Required work:
Copy every line of the material below word for word.

Raw data:
--------------------------------

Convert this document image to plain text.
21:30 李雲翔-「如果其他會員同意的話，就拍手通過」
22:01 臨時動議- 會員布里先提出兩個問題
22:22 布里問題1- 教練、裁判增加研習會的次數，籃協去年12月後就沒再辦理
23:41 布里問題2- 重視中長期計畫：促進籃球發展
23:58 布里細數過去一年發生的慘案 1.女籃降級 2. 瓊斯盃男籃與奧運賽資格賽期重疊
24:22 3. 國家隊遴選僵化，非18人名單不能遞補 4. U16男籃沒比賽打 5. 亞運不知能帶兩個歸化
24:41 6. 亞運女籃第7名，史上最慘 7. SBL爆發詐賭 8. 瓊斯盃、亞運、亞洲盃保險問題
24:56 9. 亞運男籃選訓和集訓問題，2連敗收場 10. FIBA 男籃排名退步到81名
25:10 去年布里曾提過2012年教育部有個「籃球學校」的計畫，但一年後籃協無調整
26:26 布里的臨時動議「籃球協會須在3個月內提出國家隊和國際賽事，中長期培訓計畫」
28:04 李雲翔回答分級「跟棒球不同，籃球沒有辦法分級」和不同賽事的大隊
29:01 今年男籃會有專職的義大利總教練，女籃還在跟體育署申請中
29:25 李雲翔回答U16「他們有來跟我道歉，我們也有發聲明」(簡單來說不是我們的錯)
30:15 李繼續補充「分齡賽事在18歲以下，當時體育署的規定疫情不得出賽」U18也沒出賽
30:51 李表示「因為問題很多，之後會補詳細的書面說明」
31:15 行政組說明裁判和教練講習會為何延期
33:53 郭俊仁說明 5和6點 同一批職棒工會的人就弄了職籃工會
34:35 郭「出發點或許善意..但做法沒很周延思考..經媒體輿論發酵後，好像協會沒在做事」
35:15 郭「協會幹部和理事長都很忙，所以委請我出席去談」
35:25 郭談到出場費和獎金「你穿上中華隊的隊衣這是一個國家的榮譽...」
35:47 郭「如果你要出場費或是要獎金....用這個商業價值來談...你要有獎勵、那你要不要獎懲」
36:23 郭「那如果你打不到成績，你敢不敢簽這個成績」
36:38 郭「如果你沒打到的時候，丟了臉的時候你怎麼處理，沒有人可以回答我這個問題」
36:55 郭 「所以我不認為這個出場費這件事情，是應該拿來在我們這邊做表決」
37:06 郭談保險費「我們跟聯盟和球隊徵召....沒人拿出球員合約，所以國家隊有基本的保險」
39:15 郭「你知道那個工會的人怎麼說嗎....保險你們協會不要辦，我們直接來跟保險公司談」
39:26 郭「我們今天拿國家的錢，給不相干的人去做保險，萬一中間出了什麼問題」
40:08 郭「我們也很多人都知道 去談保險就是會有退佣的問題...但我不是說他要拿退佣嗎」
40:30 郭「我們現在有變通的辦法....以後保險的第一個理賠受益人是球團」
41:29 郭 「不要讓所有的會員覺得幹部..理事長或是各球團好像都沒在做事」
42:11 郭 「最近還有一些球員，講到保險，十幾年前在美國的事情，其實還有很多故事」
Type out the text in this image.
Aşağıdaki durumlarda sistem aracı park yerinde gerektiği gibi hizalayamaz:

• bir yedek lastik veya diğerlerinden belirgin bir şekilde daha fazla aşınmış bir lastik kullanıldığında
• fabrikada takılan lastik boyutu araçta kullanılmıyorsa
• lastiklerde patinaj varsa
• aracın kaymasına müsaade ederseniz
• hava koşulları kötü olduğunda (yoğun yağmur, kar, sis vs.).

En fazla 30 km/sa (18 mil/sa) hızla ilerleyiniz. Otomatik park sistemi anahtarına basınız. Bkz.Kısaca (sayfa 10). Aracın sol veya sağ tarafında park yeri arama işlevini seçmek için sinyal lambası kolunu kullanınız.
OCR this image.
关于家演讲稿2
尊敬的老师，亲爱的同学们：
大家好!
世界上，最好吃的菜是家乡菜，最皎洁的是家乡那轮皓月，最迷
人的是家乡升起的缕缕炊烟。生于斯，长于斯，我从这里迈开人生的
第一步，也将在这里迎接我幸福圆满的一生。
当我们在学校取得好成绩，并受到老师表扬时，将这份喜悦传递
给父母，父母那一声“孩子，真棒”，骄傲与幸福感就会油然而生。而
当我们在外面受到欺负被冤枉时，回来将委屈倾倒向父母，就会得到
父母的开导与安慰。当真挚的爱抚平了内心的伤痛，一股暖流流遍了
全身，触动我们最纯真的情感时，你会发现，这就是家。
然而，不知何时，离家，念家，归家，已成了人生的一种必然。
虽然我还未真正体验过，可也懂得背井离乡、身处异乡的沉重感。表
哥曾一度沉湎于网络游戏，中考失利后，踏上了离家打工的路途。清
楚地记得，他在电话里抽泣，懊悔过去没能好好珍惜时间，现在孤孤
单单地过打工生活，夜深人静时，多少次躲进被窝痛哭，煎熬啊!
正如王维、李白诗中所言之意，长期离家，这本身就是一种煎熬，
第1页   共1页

--------------------------------

Task response:
Convert this document image to plain text.
21:30 李雲翔-「如果其他會員同意的話，就拍手通過」
22:01 臨時動議- 會員布里先提出兩個問題
22:22 布里問題1- 教練、裁判增加研習會的次數，籃協去年12月後就沒再辦理
23:41 布里問題2- 重視中長期計畫：促進籃球發展
23:58 布里細數過去一年發生的慘案 1.女籃降級 2. 瓊斯盃男籃與奧運賽資格賽期重疊
24:22 3. 國家隊遴選僵化，非18人名單不能遞補 4. U16男籃沒比賽打 5. 亞運不知能帶兩個歸化
24:41 6. 亞運女籃第7名，史上最慘 7. SBL爆發詐賭 8. 瓊斯盃、亞運、亞洲盃保險問題
24:56 9. 亞運男籃選訓和集訓問題，2連敗收場 10. FIBA 男籃排名退步到81名
25:10 去年布里曾提過2012年教育部有個「籃球學校」的計畫，但一年後籃協無調整
26:26 布里的臨時動議「籃球協會須在3個月內提出國家隊和國際賽事，中長期培訓計畫」
28:04 李雲翔回答分級「跟棒球不同，籃球沒有辦法分級」和不同賽事的大隊
29:01 今年男籃會有專職的義大利總教練，女籃還在跟體育署申請中
29:25 李雲翔回答U16「他們有來跟我道歉，我們也有發聲明」(簡單來說不是我們的錯)
30:15 李繼續補充「分齡賽事在18歲以下，當時體育署的規定疫情不得出賽」U18也沒出賽
30:51 李表示「因為問題很多，之後會補詳細的書面說明」
31:15 行政組說明裁判和教練講習會為何延期
33:53 郭俊仁說明 5和6點 同一批職棒工會的人就弄了職籃工會
34:35 郭「出發點或許善意..但做法沒很周延思考..經媒體輿論發酵後，好像協會沒在做事」
35:15 郭「協會幹部和理事長都很忙，所以委請我出席去談」
35:25 郭談到出場費和獎金「你穿上中華隊的隊衣這是一個國家的榮譽...」
35:47 郭「如果你要出場費或是要獎金....用這個商業價值來談...你要有獎勵、那你要不要獎懲」
36:23 郭「那如果你打不到成績，你敢不敢簽這個成績」
36:38 郭「如果你沒打到的時候，丟了臉的時候你怎麼處理，沒有人可以回答我這個問題」
36:55 郭 「所以我不認為這個出場費這件事情，是應該拿來在我們這邊做表決」
37:06 郭談保險費「我們跟聯盟和球隊徵召....沒人拿出球員合約，所以國家隊有基本的保險」
39:15 郭「你知道那個工會的人怎麼說嗎....保險你們協會不要辦，我們直接來跟保險公司談」
39:26 郭「我們今天拿國家的錢，給不相干的人去做保險，萬一中間出了什麼問題」
40:08 郭「我們也很多人都知道 去談保險就是會有退佣的問題...但我不是說他要拿退佣嗎」
40:30 郭「我們現在有變通的辦法....以後保險的第一個理賠受益人是球團」
41:29 郭 「不要讓所有的會員覺得幹部..理事長或是各球團好像都沒在做事」
42:11 郭 「最近還有一些球員，講到保險，十幾年前在美國的事情，其實還有很多故事」
Type out the text in this image.
Aşağıdaki durumlarda sistem aracı park yerinde gerektiği gibi hizalayamaz:

• bir yedek lastik veya diğerlerinden belirgin bir şekilde daha fazla aşınmış bir lastik kullanıldığında
• fabrikada takılan lastik boyutu araçta kullanılmıyorsa
• lastiklerde patinaj varsa
• aracın kaymasına müsaade ederseniz
• hava koşulları kötü olduğunda (yoğun yağmur, kar, sis vs.).

En fazla 30 km/sa (18 mil/sa) hızla ilerleyiniz. Otomatik park sistemi anahtarına basınız. Bkz.Kısaca (sayfa 10). Aracın sol veya sağ tarafında park yeri arama işlevini seçmek için sinyal lambası kolunu kullanınız.
OCR this image.
关于家演讲稿2
尊敬的老师，亲爱的同学们：
大家好!
世界上，最好吃的菜是家乡菜，最皎洁的是家乡那轮皓月，最迷
人的是家乡升起的缕缕炊烟。生于斯，长于斯，我从这里迈开人生的
第一步，也将在这里迎接我幸福圆满的一生。
当我们在学校取得好成绩，并受到老师表扬时，将这份喜悦传递
给父母，父母那一声“孩子，真棒”，骄傲与幸福感就会油然而生。而
当我们在外面受到欺负被冤枉时，回来将委屈倾倒向父母，就会得到
父母的开导与安慰。当真挚的爱抚平了内心的伤痛，一股暖流流遍了
全身，触动我们最纯真的情感时，你会发现，这就是家。
然而，不知何时，离家，念家，归家，已成了人生的一种必然。
虽然我还未真正体验过，可也懂得背井离乡、身处异乡的沉重感。表
哥曾一度沉湎于网络游戏，中考失利后，踏上了离家打工的路途。清
楚地记得，他在电话里抽泣，懊悔过去没能好好珍惜时间，现在孤孤
单单地过打工生活，夜深人静时，多少次躲进被窝痛哭，煎熬啊!
正如王维、李白诗中所言之意，长期离家，这本身就是一种煎熬，
第1页   共1页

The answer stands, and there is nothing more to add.